Records about charts and figures:

- - - - - - -

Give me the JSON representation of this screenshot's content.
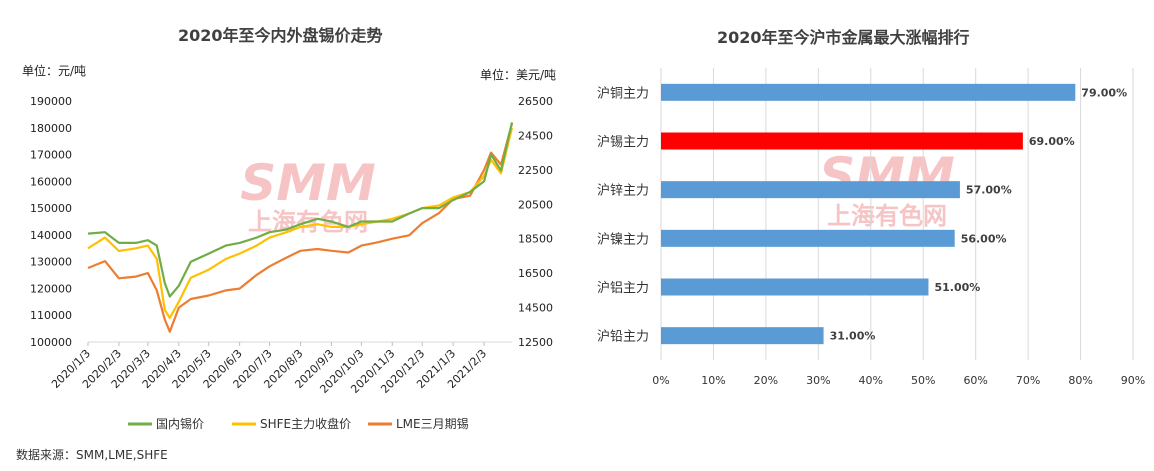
{
  "left_chart": {
    "title": "2020年至今内外盘锡价走势",
    "left_unit": "单位：元/吨",
    "right_unit": "单位：美元/吨",
    "source": "数据来源：SMM,LME,SHFE",
    "watermark_main": "SMM",
    "watermark_sub": "上海有色网"
  },
  "right_chart": {
    "title": "2020年至今沪市金属最大涨幅排行",
    "watermark_main": "SMM",
    "watermark_sub": "上海有色网"
  },
  "colors": {
    "domestic": "#70ad47",
    "shfe": "#ffc000",
    "lme": "#ed7d31",
    "bar": "#5b9bd5",
    "bar_highlight": "#ff0000",
    "watermark": "#f4b6b6"
  },
  "chart_data": [
    {
      "type": "line",
      "x_ticks": [
        "2020/1/3",
        "2020/2/3",
        "2020/3/3",
        "2020/4/3",
        "2020/5/3",
        "2020/6/3",
        "2020/7/3",
        "2020/8/3",
        "2020/9/3",
        "2020/10/3",
        "2020/11/3",
        "2020/12/3",
        "2021/1/3",
        "2021/2/3"
      ],
      "y_left": {
        "min": 100000,
        "max": 190000,
        "step": 10000
      },
      "y_right": {
        "min": 12500,
        "max": 26500,
        "step": 2000
      },
      "legend_position": "bottom",
      "series": [
        {
          "name": "国内锡价",
          "axis": "left",
          "x": [
            "2020/1/3",
            "2020/1/20",
            "2020/2/3",
            "2020/2/20",
            "2020/3/3",
            "2020/3/12",
            "2020/3/20",
            "2020/3/25",
            "2020/4/3",
            "2020/4/15",
            "2020/5/3",
            "2020/5/20",
            "2020/6/3",
            "2020/6/20",
            "2020/7/3",
            "2020/7/20",
            "2020/8/3",
            "2020/8/20",
            "2020/9/3",
            "2020/9/20",
            "2020/10/3",
            "2020/10/20",
            "2020/11/3",
            "2020/11/20",
            "2020/12/3",
            "2020/12/20",
            "2021/1/3",
            "2021/1/20",
            "2021/2/3",
            "2021/2/10",
            "2021/2/20",
            "2021/3/3"
          ],
          "values": [
            140500,
            141000,
            137000,
            137000,
            138000,
            136000,
            122000,
            117000,
            121000,
            130000,
            133000,
            136000,
            137000,
            139000,
            141000,
            142000,
            144000,
            146000,
            145000,
            143000,
            145000,
            145000,
            145000,
            148000,
            150000,
            150000,
            153000,
            156000,
            160000,
            170000,
            164000,
            182000
          ]
        },
        {
          "name": "SHFE主力收盘价",
          "axis": "left",
          "x": [
            "2020/1/3",
            "2020/1/20",
            "2020/2/3",
            "2020/2/20",
            "2020/3/3",
            "2020/3/12",
            "2020/3/20",
            "2020/3/25",
            "2020/4/3",
            "2020/4/15",
            "2020/5/3",
            "2020/5/20",
            "2020/6/3",
            "2020/6/20",
            "2020/7/3",
            "2020/7/20",
            "2020/8/3",
            "2020/8/20",
            "2020/9/3",
            "2020/9/20",
            "2020/10/3",
            "2020/10/20",
            "2020/11/3",
            "2020/11/20",
            "2020/12/3",
            "2020/12/20",
            "2021/1/3",
            "2021/1/20",
            "2021/2/3",
            "2021/2/10",
            "2021/2/20",
            "2021/3/3"
          ],
          "values": [
            135000,
            139000,
            134000,
            135000,
            136000,
            131000,
            112000,
            109000,
            115000,
            124000,
            127000,
            131000,
            133000,
            136000,
            139000,
            141000,
            143000,
            144000,
            143000,
            143000,
            144000,
            145000,
            146000,
            148000,
            150000,
            151000,
            154000,
            156000,
            162000,
            168000,
            163000,
            180000
          ]
        },
        {
          "name": "LME三月期锡",
          "axis": "right",
          "x": [
            "2020/1/3",
            "2020/1/20",
            "2020/2/3",
            "2020/2/20",
            "2020/3/3",
            "2020/3/12",
            "2020/3/20",
            "2020/3/25",
            "2020/4/3",
            "2020/4/15",
            "2020/5/3",
            "2020/5/20",
            "2020/6/3",
            "2020/6/20",
            "2020/7/3",
            "2020/7/20",
            "2020/8/3",
            "2020/8/20",
            "2020/9/3",
            "2020/9/20",
            "2020/10/3",
            "2020/10/20",
            "2020/11/3",
            "2020/11/20",
            "2020/12/3",
            "2020/12/20",
            "2021/1/3",
            "2021/1/20",
            "2021/2/3",
            "2021/2/10",
            "2021/2/20",
            "2021/3/3"
          ],
          "values": [
            16800,
            17200,
            16200,
            16300,
            16500,
            15500,
            13800,
            13100,
            14500,
            15000,
            15200,
            15500,
            15600,
            16400,
            16900,
            17400,
            17800,
            17900,
            17800,
            17700,
            18100,
            18300,
            18500,
            18700,
            19400,
            20000,
            20800,
            21000,
            22500,
            23500,
            22800,
            25200
          ]
        }
      ]
    },
    {
      "type": "bar",
      "orientation": "horizontal",
      "categories": [
        "沪铜主力",
        "沪锡主力",
        "沪锌主力",
        "沪镍主力",
        "沪铝主力",
        "沪铅主力"
      ],
      "values": [
        79,
        69,
        57,
        56,
        51,
        31
      ],
      "value_labels": [
        "79.00%",
        "69.00%",
        "57.00%",
        "56.00%",
        "51.00%",
        "31.00%"
      ],
      "highlight_index": 1,
      "x_ticks": [
        "0%",
        "10%",
        "20%",
        "30%",
        "40%",
        "50%",
        "60%",
        "70%",
        "80%",
        "90%"
      ],
      "xlim": [
        0,
        90
      ]
    }
  ]
}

- - - - - - -

**What is required**
Print each entry shown above with exact wording and no pictures.

**Task result**
Give me the JSON representation of this screenshot's content.
{
  "left_chart": {
    "title": "2020年至今内外盘锡价走势",
    "left_unit": "单位：元/吨",
    "right_unit": "单位：美元/吨",
    "source": "数据来源：SMM,LME,SHFE",
    "watermark_main": "SMM",
    "watermark_sub": "上海有色网"
  },
  "right_chart": {
    "title": "2020年至今沪市金属最大涨幅排行",
    "watermark_main": "SMM",
    "watermark_sub": "上海有色网"
  },
  "colors": {
    "domestic": "#70ad47",
    "shfe": "#ffc000",
    "lme": "#ed7d31",
    "bar": "#5b9bd5",
    "bar_highlight": "#ff0000",
    "watermark": "#f4b6b6"
  },
  "chart_data": [
    {
      "type": "line",
      "x_ticks": [
        "2020/1/3",
        "2020/2/3",
        "2020/3/3",
        "2020/4/3",
        "2020/5/3",
        "2020/6/3",
        "2020/7/3",
        "2020/8/3",
        "2020/9/3",
        "2020/10/3",
        "2020/11/3",
        "2020/12/3",
        "2021/1/3",
        "2021/2/3"
      ],
      "y_left": {
        "min": 100000,
        "max": 190000,
        "step": 10000
      },
      "y_right": {
        "min": 12500,
        "max": 26500,
        "step": 2000
      },
      "legend_position": "bottom",
      "series": [
        {
          "name": "国内锡价",
          "axis": "left",
          "x": [
            "2020/1/3",
            "2020/1/20",
            "2020/2/3",
            "2020/2/20",
            "2020/3/3",
            "2020/3/12",
            "2020/3/20",
            "2020/3/25",
            "2020/4/3",
            "2020/4/15",
            "2020/5/3",
            "2020/5/20",
            "2020/6/3",
            "2020/6/20",
            "2020/7/3",
            "2020/7/20",
            "2020/8/3",
            "2020/8/20",
            "2020/9/3",
            "2020/9/20",
            "2020/10/3",
            "2020/10/20",
            "2020/11/3",
            "2020/11/20",
            "2020/12/3",
            "2020/12/20",
            "2021/1/3",
            "2021/1/20",
            "2021/2/3",
            "2021/2/10",
            "2021/2/20",
            "2021/3/3"
          ],
          "values": [
            140500,
            141000,
            137000,
            137000,
            138000,
            136000,
            122000,
            117000,
            121000,
            130000,
            133000,
            136000,
            137000,
            139000,
            141000,
            142000,
            144000,
            146000,
            145000,
            143000,
            145000,
            145000,
            145000,
            148000,
            150000,
            150000,
            153000,
            156000,
            160000,
            170000,
            164000,
            182000
          ]
        },
        {
          "name": "SHFE主力收盘价",
          "axis": "left",
          "x": [
            "2020/1/3",
            "2020/1/20",
            "2020/2/3",
            "2020/2/20",
            "2020/3/3",
            "2020/3/12",
            "2020/3/20",
            "2020/3/25",
            "2020/4/3",
            "2020/4/15",
            "2020/5/3",
            "2020/5/20",
            "2020/6/3",
            "2020/6/20",
            "2020/7/3",
            "2020/7/20",
            "2020/8/3",
            "2020/8/20",
            "2020/9/3",
            "2020/9/20",
            "2020/10/3",
            "2020/10/20",
            "2020/11/3",
            "2020/11/20",
            "2020/12/3",
            "2020/12/20",
            "2021/1/3",
            "2021/1/20",
            "2021/2/3",
            "2021/2/10",
            "2021/2/20",
            "2021/3/3"
          ],
          "values": [
            135000,
            139000,
            134000,
            135000,
            136000,
            131000,
            112000,
            109000,
            115000,
            124000,
            127000,
            131000,
            133000,
            136000,
            139000,
            141000,
            143000,
            144000,
            143000,
            143000,
            144000,
            145000,
            146000,
            148000,
            150000,
            151000,
            154000,
            156000,
            162000,
            168000,
            163000,
            180000
          ]
        },
        {
          "name": "LME三月期锡",
          "axis": "right",
          "x": [
            "2020/1/3",
            "2020/1/20",
            "2020/2/3",
            "2020/2/20",
            "2020/3/3",
            "2020/3/12",
            "2020/3/20",
            "2020/3/25",
            "2020/4/3",
            "2020/4/15",
            "2020/5/3",
            "2020/5/20",
            "2020/6/3",
            "2020/6/20",
            "2020/7/3",
            "2020/7/20",
            "2020/8/3",
            "2020/8/20",
            "2020/9/3",
            "2020/9/20",
            "2020/10/3",
            "2020/10/20",
            "2020/11/3",
            "2020/11/20",
            "2020/12/3",
            "2020/12/20",
            "2021/1/3",
            "2021/1/20",
            "2021/2/3",
            "2021/2/10",
            "2021/2/20",
            "2021/3/3"
          ],
          "values": [
            16800,
            17200,
            16200,
            16300,
            16500,
            15500,
            13800,
            13100,
            14500,
            15000,
            15200,
            15500,
            15600,
            16400,
            16900,
            17400,
            17800,
            17900,
            17800,
            17700,
            18100,
            18300,
            18500,
            18700,
            19400,
            20000,
            20800,
            21000,
            22500,
            23500,
            22800,
            25200
          ]
        }
      ]
    },
    {
      "type": "bar",
      "orientation": "horizontal",
      "categories": [
        "沪铜主力",
        "沪锡主力",
        "沪锌主力",
        "沪镍主力",
        "沪铝主力",
        "沪铅主力"
      ],
      "values": [
        79,
        69,
        57,
        56,
        51,
        31
      ],
      "value_labels": [
        "79.00%",
        "69.00%",
        "57.00%",
        "56.00%",
        "51.00%",
        "31.00%"
      ],
      "highlight_index": 1,
      "x_ticks": [
        "0%",
        "10%",
        "20%",
        "30%",
        "40%",
        "50%",
        "60%",
        "70%",
        "80%",
        "90%"
      ],
      "xlim": [
        0,
        90
      ]
    }
  ]
}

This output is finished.